### PROBLEM DETAILS
Wherever a line holds the string "spouse", copy that line.
* start RECORD SET *
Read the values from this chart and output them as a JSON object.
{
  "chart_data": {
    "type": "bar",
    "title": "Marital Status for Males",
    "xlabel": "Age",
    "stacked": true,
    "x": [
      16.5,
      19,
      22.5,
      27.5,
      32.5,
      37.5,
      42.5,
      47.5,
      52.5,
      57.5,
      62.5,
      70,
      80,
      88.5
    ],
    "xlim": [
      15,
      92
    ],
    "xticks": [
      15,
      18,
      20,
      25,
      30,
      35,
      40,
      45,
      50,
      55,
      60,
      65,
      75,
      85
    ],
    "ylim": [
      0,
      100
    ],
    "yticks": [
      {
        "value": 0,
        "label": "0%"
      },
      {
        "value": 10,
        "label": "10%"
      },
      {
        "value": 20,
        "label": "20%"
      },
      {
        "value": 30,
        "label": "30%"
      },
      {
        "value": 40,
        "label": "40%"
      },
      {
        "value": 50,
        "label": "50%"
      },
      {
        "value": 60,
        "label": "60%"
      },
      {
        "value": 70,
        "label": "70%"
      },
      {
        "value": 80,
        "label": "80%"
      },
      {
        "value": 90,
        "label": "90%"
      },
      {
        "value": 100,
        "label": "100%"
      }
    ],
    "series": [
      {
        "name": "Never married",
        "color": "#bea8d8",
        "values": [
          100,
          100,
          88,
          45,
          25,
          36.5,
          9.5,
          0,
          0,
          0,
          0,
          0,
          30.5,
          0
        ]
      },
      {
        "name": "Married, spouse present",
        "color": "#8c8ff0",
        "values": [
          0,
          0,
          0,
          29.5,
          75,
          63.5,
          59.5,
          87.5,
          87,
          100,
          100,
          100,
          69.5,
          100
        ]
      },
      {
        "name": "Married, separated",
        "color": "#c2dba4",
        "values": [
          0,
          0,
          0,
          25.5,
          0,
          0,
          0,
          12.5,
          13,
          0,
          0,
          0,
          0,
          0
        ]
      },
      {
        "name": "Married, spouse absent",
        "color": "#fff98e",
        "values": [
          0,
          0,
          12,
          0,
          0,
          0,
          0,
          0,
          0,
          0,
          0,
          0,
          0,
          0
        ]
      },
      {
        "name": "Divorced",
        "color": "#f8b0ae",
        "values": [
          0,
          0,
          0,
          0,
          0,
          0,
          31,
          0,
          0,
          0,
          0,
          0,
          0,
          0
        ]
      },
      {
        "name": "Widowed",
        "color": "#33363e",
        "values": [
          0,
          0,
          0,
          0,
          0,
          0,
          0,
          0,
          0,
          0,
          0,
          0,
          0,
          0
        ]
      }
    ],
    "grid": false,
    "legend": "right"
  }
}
* end RECORD SET *
### EXERCISE RESPONSE
        "name": "Married, spouse present",
        "name": "Married, spouse absent",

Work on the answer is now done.